_WHAT THIS TASK INVOLVES_
Retype each entry below, keeping every character the same.

(Data entries)

_____

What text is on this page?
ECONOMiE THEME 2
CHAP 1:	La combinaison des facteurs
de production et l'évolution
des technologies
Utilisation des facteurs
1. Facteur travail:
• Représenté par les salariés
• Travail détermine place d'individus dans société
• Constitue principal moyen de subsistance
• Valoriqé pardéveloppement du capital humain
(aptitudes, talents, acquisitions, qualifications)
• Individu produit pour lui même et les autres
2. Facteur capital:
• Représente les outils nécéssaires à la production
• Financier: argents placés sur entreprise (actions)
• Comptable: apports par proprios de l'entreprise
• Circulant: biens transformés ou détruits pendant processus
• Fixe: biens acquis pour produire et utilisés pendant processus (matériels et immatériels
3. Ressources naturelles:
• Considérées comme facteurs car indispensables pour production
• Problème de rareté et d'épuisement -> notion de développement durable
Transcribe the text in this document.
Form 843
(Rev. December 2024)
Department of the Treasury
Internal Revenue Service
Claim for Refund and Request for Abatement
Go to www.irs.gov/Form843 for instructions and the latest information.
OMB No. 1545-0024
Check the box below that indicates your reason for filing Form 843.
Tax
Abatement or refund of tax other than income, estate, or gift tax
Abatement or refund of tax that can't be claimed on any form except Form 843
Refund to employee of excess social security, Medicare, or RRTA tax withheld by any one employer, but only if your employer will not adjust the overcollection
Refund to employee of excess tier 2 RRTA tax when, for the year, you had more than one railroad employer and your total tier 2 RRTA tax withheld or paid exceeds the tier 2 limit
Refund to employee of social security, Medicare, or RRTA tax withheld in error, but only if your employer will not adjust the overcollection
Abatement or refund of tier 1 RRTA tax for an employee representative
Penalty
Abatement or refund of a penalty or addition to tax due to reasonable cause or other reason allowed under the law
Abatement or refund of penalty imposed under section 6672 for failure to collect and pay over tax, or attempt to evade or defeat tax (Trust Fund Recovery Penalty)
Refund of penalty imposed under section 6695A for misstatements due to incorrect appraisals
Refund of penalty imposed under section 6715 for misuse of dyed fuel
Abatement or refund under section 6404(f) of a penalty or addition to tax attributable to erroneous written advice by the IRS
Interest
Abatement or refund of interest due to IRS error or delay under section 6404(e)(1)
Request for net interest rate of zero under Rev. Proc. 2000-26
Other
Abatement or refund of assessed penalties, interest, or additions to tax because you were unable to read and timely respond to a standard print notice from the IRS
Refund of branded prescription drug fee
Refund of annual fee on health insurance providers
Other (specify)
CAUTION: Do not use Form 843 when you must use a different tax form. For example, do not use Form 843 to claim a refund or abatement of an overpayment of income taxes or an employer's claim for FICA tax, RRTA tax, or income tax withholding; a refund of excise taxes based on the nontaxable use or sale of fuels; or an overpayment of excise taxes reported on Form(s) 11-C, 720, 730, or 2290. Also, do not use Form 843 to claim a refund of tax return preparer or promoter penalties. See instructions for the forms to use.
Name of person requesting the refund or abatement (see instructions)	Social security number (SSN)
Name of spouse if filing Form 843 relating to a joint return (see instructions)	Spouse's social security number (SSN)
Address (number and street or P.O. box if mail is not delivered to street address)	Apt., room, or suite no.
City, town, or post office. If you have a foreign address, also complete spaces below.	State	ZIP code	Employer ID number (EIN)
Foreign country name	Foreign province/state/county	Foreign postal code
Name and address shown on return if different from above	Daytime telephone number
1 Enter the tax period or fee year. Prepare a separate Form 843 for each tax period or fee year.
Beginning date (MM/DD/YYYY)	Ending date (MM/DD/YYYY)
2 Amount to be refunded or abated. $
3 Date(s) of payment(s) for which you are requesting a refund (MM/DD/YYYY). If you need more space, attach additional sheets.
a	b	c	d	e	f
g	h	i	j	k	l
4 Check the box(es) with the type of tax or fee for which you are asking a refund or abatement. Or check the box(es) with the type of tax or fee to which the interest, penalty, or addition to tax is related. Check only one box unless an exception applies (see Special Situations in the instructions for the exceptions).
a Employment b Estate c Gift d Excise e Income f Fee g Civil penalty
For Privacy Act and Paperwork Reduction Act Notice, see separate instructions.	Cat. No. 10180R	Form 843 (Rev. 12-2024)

_____

_REPLY TO THE EXERCISE_
What text is on this page?
ECONOMiE THEME 2
CHAP 1:	La combinaison des facteurs
de production et l'évolution
des technologies
Utilisation des facteurs
1. Facteur travail:
• Représenté par les salariés
• Travail détermine place d'individus dans société
• Constitue principal moyen de subsistance
• Valoriqé pardéveloppement du capital humain
(aptitudes, talents, acquisitions, qualifications)
• Individu produit pour lui même et les autres
2. Facteur capital:
• Représente les outils nécéssaires à la production
• Financier: argents placés sur entreprise (actions)
• Comptable: apports par proprios de l'entreprise
• Circulant: biens transformés ou détruits pendant processus
• Fixe: biens acquis pour produire et utilisés pendant processus (matériels et immatériels
3. Ressources naturelles:
• Considérées comme facteurs car indispensables pour production
• Problème de rareté et d'épuisement -> notion de développement durable
Transcribe the text in this document.
Form 843
(Rev. December 2024)
Department of the Treasury
Internal Revenue Service
Claim for Refund and Request for Abatement
Go to www.irs.gov/Form843 for instructions and the latest information.
OMB No. 1545-0024
Check the box below that indicates your reason for filing Form 843.
Tax
Abatement or refund of tax other than income, estate, or gift tax
Abatement or refund of tax that can't be claimed on any form except Form 843
Refund to employee of excess social security, Medicare, or RRTA tax withheld by any one employer, but only if your employer will not adjust the overcollection
Refund to employee of excess tier 2 RRTA tax when, for the year, you had more than one railroad employer and your total tier 2 RRTA tax withheld or paid exceeds the tier 2 limit
Refund to employee of social security, Medicare, or RRTA tax withheld in error, but only if your employer will not adjust the overcollection
Abatement or refund of tier 1 RRTA tax for an employee representative
Penalty
Abatement or refund of a penalty or addition to tax due to reasonable cause or other reason allowed under the law
Abatement or refund of penalty imposed under section 6672 for failure to collect and pay over tax, or attempt to evade or defeat tax (Trust Fund Recovery Penalty)
Refund of penalty imposed under section 6695A for misstatements due to incorrect appraisals
Refund of penalty imposed under section 6715 for misuse of dyed fuel
Abatement or refund under section 6404(f) of a penalty or addition to tax attributable to erroneous written advice by the IRS
Interest
Abatement or refund of interest due to IRS error or delay under section 6404(e)(1)
Request for net interest rate of zero under Rev. Proc. 2000-26
Other
Abatement or refund of assessed penalties, interest, or additions to tax because you were unable to read and timely respond to a standard print notice from the IRS
Refund of branded prescription drug fee
Refund of annual fee on health insurance providers
Other (specify)
CAUTION: Do not use Form 843 when you must use a different tax form. For example, do not use Form 843 to claim a refund or abatement of an overpayment of income taxes or an employer's claim for FICA tax, RRTA tax, or income tax withholding; a refund of excise taxes based on the nontaxable use or sale of fuels; or an overpayment of excise taxes reported on Form(s) 11-C, 720, 730, or 2290. Also, do not use Form 843 to claim a refund of tax return preparer or promoter penalties. See instructions for the forms to use.
Name of person requesting the refund or abatement (see instructions)	Social security number (SSN)
Name of spouse if filing Form 843 relating to a joint return (see instructions)	Spouse's social security number (SSN)
Address (number and street or P.O. box if mail is not delivered to street address)	Apt., room, or suite no.
City, town, or post office. If you have a foreign address, also complete spaces below.	State	ZIP code	Employer ID number (EIN)
Foreign country name	Foreign province/state/county	Foreign postal code
Name and address shown on return if different from above	Daytime telephone number
1 Enter the tax period or fee year. Prepare a separate Form 843 for each tax period or fee year.
Beginning date (MM/DD/YYYY)	Ending date (MM/DD/YYYY)
2 Amount to be refunded or abated. $
3 Date(s) of payment(s) for which you are requesting a refund (MM/DD/YYYY). If you need more space, attach additional sheets.
a	b	c	d	e	f
g	h	i	j	k	l
4 Check the box(es) with the type of tax or fee for which you are asking a refund or abatement. Or check the box(es) with the type of tax or fee to which the interest, penalty, or addition to tax is related. Check only one box unless an exception applies (see Special Situations in the instructions for the exceptions).
a Employment b Estate c Gift d Excise e Income f Fee g Civil penalty
For Privacy Act and Paperwork Reduction Act Notice, see separate instructions.	Cat. No. 10180R	Form 843 (Rev. 12-2024)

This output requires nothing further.